From the entries that follow, gather each line holding the word "MyPeugeot".

##############################

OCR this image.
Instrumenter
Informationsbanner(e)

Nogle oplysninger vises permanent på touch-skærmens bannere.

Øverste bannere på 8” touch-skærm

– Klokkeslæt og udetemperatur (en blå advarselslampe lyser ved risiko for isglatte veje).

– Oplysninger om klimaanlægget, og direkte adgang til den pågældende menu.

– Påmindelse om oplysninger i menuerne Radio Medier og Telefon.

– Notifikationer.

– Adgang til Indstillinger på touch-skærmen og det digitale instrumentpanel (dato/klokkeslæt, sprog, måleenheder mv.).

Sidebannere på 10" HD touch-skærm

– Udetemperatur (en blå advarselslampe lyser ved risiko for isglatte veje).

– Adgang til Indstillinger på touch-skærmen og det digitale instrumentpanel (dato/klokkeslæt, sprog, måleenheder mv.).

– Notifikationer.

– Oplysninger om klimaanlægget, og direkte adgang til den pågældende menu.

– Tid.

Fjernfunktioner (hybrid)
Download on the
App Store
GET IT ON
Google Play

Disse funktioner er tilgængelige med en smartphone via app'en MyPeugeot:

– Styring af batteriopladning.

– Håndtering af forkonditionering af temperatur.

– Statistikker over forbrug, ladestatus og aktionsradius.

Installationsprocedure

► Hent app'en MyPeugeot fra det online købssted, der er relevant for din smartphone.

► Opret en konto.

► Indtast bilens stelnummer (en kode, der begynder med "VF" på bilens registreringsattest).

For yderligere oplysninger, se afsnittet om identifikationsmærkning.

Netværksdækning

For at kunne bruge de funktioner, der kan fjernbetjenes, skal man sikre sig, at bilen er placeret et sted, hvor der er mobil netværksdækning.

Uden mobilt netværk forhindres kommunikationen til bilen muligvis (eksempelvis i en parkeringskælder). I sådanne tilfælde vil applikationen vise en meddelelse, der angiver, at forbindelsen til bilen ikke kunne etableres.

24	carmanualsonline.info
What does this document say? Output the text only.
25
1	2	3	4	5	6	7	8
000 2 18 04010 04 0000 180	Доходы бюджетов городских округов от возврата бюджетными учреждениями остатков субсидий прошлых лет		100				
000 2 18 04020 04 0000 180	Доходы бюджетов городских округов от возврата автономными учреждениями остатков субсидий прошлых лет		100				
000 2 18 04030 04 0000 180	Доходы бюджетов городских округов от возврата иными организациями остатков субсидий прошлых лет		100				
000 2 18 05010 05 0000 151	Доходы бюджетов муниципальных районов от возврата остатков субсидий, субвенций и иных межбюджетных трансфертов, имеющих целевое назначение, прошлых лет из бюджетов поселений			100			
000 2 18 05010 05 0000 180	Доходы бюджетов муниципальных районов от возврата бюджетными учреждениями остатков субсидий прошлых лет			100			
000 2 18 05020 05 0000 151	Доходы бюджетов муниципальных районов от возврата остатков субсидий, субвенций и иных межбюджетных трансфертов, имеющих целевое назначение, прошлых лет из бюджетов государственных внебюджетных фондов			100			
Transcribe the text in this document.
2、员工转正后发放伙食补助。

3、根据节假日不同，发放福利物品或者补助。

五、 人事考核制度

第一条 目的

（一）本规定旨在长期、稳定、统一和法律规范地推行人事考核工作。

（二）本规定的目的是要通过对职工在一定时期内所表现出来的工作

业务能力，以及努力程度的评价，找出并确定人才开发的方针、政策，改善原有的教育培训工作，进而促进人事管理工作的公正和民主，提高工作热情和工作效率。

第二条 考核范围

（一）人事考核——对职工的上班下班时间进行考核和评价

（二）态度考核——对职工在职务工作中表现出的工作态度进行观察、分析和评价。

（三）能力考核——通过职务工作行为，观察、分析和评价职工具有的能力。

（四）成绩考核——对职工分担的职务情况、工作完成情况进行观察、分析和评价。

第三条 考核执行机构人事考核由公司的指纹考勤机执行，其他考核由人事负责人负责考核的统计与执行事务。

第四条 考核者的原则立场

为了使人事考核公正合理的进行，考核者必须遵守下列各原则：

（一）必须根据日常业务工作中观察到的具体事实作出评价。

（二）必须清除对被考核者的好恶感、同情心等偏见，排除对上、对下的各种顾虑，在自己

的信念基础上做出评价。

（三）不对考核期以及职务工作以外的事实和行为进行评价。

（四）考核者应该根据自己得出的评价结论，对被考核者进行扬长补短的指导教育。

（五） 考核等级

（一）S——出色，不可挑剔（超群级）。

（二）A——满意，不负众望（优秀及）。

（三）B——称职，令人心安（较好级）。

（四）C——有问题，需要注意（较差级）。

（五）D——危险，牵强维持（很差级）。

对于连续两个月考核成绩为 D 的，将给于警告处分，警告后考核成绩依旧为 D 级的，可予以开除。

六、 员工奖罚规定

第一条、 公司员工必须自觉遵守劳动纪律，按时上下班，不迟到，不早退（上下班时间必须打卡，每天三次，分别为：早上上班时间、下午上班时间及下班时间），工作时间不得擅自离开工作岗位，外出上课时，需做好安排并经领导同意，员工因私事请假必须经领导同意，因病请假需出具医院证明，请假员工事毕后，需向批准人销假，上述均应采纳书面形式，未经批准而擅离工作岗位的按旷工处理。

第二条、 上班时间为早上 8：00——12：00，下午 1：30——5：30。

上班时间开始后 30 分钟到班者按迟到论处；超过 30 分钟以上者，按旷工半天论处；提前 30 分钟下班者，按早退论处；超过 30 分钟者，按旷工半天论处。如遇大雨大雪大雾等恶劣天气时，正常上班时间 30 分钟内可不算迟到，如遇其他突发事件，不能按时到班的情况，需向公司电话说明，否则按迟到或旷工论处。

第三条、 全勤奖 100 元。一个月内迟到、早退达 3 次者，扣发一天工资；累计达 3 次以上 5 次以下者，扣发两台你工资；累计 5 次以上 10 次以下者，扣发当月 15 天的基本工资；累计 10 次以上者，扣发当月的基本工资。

##############################

**WRITTEN ANSWER**
Disse funktioner er tilgængelige med en smartphone via app'en MyPeugeot:
► Hent app'en MyPeugeot fra det online købssted, der er relevant for din smartphone.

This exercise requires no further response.